- _YOUR TASK_: Leave out the pictures and repeat exactly the lines from the one containing "Serialize everything readable" through the final line of the listing below.

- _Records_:
○ ○ ○ ○ ○
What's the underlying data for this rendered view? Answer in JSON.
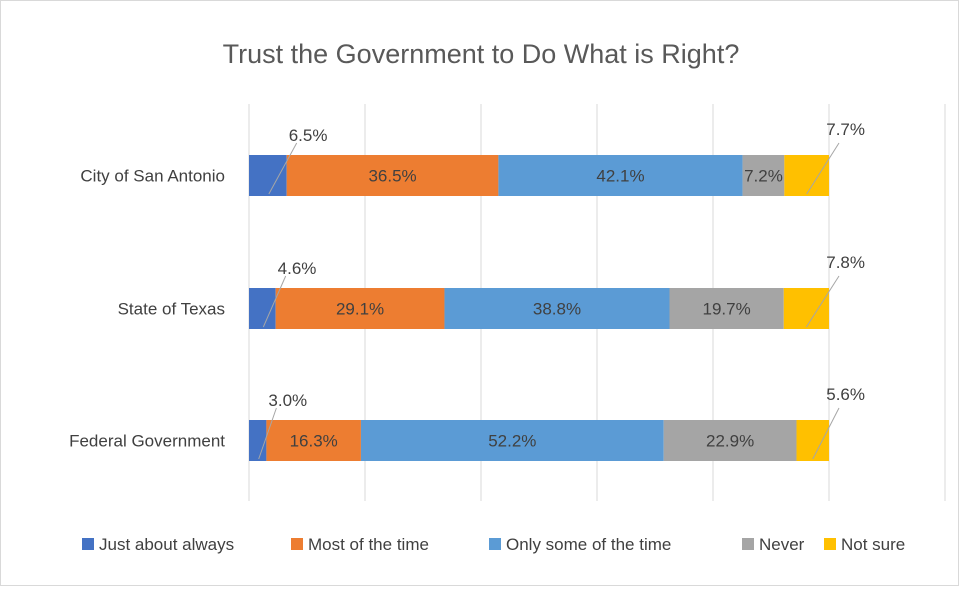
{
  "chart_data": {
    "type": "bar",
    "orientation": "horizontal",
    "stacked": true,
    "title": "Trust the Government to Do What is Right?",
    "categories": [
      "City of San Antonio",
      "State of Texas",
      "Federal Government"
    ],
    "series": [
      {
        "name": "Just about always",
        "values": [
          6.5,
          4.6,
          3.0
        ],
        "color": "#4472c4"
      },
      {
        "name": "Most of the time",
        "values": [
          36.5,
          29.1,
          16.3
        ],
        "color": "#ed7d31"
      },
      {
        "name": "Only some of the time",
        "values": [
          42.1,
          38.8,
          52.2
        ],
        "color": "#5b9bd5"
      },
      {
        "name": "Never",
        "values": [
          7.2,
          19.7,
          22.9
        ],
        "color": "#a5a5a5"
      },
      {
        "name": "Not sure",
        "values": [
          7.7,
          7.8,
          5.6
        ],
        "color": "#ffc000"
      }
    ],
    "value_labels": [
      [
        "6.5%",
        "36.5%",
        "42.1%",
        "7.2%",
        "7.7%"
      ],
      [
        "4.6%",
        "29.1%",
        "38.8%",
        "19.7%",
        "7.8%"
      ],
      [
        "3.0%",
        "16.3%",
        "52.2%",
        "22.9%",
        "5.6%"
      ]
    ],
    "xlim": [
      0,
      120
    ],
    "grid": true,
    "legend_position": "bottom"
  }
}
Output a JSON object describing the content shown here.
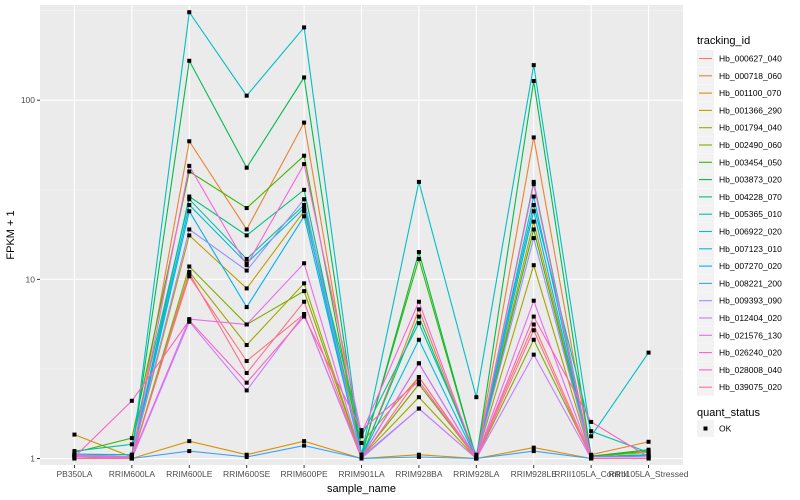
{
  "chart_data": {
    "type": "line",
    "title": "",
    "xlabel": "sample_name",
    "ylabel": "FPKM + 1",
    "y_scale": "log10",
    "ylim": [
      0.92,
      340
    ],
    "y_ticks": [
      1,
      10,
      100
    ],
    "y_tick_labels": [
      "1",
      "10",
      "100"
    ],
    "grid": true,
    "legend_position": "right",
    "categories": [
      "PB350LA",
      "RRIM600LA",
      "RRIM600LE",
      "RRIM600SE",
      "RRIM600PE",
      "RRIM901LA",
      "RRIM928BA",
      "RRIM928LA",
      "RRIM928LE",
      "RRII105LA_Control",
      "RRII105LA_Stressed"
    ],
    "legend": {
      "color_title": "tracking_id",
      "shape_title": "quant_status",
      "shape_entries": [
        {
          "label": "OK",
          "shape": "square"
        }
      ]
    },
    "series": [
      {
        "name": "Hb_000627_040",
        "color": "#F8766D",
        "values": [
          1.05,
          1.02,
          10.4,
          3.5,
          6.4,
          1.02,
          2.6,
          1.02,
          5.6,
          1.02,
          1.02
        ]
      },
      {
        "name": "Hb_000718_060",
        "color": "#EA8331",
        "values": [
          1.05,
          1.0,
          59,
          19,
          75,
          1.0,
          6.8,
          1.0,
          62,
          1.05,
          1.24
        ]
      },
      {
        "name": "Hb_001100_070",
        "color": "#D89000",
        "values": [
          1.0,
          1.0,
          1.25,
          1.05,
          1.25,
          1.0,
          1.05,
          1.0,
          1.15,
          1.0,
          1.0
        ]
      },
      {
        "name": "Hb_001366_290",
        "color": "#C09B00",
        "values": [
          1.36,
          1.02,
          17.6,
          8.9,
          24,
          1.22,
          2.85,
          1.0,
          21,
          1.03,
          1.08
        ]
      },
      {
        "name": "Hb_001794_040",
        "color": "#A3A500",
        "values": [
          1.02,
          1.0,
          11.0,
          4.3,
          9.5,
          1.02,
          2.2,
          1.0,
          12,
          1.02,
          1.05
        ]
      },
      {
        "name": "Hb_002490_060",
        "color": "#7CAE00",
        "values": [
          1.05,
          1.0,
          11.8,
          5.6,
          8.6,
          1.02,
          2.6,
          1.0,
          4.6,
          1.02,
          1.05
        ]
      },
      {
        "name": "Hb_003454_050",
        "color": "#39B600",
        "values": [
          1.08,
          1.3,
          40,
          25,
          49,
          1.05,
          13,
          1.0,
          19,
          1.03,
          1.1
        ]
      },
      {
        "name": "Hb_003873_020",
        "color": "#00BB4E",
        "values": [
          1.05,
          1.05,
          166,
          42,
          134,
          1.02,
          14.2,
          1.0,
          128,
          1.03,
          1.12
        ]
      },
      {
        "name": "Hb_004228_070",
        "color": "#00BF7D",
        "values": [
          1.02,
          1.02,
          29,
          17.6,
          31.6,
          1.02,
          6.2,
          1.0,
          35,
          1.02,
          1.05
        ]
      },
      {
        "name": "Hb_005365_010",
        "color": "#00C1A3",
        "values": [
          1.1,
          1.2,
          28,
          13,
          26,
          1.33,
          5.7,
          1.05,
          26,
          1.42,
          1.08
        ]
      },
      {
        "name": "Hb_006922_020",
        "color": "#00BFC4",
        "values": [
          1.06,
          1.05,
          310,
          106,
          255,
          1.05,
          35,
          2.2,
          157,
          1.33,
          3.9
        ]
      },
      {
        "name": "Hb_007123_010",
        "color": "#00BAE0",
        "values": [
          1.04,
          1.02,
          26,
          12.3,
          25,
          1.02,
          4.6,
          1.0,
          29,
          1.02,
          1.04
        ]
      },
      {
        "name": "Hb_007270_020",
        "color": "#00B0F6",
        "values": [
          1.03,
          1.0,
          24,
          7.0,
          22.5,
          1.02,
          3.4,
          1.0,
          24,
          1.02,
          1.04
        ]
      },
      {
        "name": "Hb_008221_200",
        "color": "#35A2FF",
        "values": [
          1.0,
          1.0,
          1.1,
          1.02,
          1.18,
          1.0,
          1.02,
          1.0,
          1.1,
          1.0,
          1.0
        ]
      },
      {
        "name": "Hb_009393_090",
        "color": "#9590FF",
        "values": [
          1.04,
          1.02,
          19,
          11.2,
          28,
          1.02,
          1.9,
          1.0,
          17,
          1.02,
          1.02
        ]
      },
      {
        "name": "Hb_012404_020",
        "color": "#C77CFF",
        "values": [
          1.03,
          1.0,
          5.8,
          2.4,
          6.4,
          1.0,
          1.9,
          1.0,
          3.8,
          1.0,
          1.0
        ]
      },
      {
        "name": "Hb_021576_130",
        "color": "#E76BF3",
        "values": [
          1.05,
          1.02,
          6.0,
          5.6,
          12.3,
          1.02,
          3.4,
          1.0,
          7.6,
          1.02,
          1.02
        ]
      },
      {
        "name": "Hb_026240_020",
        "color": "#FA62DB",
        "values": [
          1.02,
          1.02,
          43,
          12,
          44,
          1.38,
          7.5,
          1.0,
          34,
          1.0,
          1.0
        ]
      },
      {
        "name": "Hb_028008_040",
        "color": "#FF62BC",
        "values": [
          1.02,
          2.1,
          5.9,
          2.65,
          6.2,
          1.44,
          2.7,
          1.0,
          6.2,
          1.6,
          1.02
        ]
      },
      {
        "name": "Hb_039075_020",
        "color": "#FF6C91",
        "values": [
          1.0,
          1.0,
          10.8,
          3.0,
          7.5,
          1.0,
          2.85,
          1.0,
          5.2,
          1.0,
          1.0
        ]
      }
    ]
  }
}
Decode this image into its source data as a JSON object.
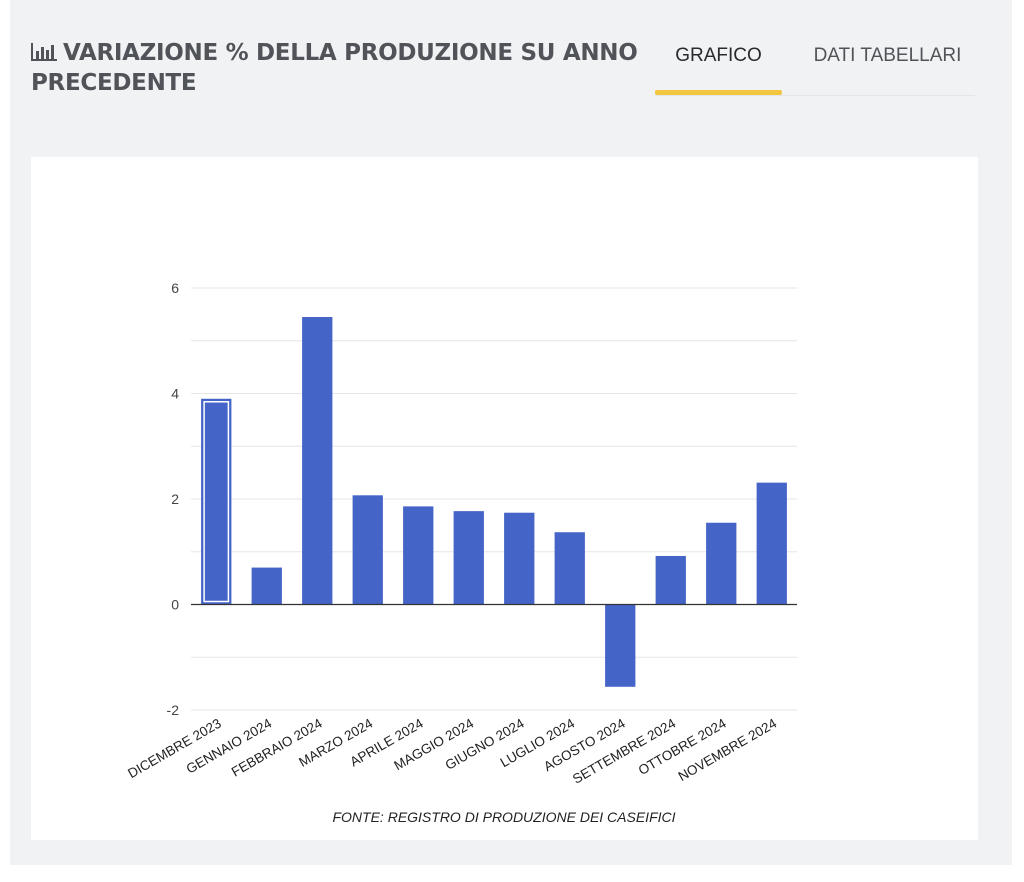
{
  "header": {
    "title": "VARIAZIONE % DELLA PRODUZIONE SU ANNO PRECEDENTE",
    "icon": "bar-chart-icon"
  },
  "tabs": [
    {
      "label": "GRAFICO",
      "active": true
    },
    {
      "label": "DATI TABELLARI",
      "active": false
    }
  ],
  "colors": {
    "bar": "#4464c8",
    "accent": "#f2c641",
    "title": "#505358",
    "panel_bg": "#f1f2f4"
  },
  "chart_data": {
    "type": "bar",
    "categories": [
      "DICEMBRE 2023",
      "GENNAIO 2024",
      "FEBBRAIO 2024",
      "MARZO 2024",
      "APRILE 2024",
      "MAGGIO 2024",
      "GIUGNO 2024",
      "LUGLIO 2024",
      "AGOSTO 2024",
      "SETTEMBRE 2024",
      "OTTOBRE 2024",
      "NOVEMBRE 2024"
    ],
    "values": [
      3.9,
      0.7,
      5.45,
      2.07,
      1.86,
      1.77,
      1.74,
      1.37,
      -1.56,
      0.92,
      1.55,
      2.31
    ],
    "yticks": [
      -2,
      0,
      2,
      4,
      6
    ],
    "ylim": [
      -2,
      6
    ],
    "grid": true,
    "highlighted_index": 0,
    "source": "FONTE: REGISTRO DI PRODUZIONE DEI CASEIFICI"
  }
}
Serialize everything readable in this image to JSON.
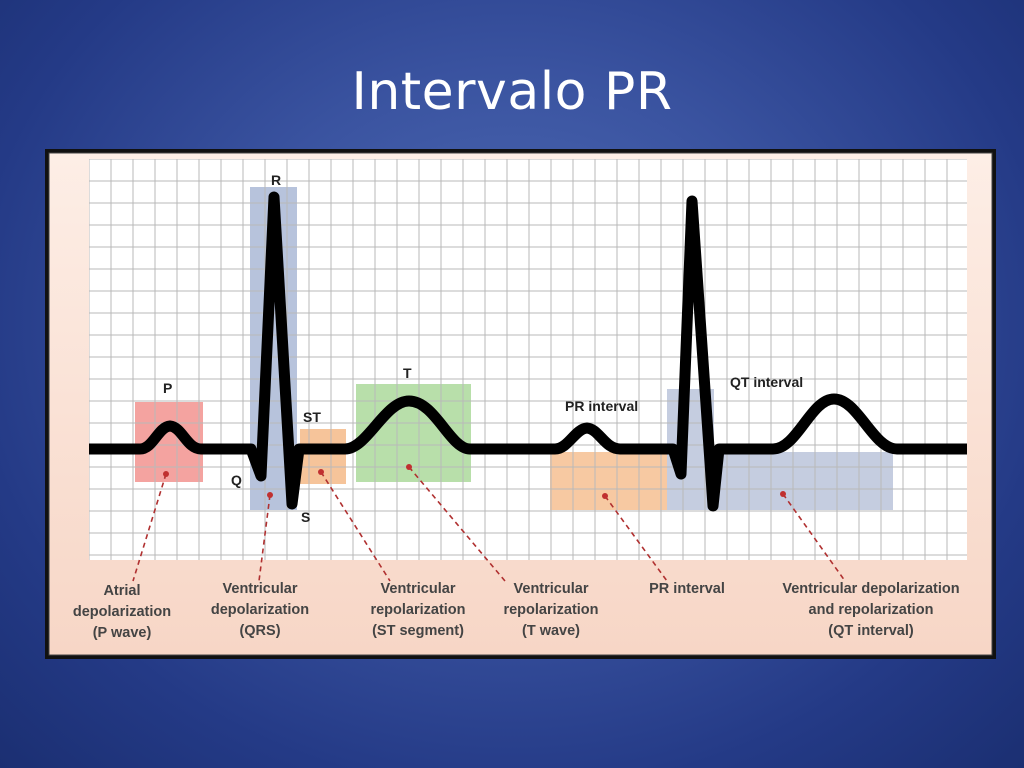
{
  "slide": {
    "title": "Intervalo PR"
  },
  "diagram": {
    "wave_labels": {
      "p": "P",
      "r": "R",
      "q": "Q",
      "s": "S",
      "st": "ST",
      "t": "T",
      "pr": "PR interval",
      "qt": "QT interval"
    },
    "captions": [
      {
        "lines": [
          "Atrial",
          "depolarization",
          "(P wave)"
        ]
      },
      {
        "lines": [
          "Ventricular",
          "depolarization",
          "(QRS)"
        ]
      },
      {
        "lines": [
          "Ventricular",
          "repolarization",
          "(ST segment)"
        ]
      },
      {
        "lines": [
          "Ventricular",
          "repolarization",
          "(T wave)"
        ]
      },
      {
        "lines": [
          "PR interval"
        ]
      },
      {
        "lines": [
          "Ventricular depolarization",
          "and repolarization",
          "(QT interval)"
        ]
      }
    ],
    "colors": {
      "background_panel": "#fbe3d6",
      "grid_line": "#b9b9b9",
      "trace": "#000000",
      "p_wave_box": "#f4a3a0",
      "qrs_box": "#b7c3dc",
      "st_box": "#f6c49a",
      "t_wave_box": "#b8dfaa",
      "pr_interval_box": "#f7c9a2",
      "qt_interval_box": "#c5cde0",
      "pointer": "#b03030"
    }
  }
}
○ ○ ○ ○ ○
- _FINAL RESULT_:
Serialize everything readable in this image to JSON.
{
  "slide": {
    "title": "Intervalo PR"
  },
  "diagram": {
    "wave_labels": {
      "p": "P",
      "r": "R",
      "q": "Q",
      "s": "S",
      "st": "ST",
      "t": "T",
      "pr": "PR interval",
      "qt": "QT interval"
    },
    "captions": [
      {
        "lines": [
          "Atrial",
          "depolarization",
          "(P wave)"
        ]
      },
      {
        "lines": [
          "Ventricular",
          "depolarization",
          "(QRS)"
        ]
      },
      {
        "lines": [
          "Ventricular",
          "repolarization",
          "(ST segment)"
        ]
      },
      {
        "lines": [
          "Ventricular",
          "repolarization",
          "(T wave)"
        ]
      },
      {
        "lines": [
          "PR interval"
        ]
      },
      {
        "lines": [
          "Ventricular depolarization",
          "and repolarization",
          "(QT interval)"
        ]
      }
    ],
    "colors": {
      "background_panel": "#fbe3d6",
      "grid_line": "#b9b9b9",
      "trace": "#000000",
      "p_wave_box": "#f4a3a0",
      "qrs_box": "#b7c3dc",
      "st_box": "#f6c49a",
      "t_wave_box": "#b8dfaa",
      "pr_interval_box": "#f7c9a2",
      "qt_interval_box": "#c5cde0",
      "pointer": "#b03030"
    }
  }
}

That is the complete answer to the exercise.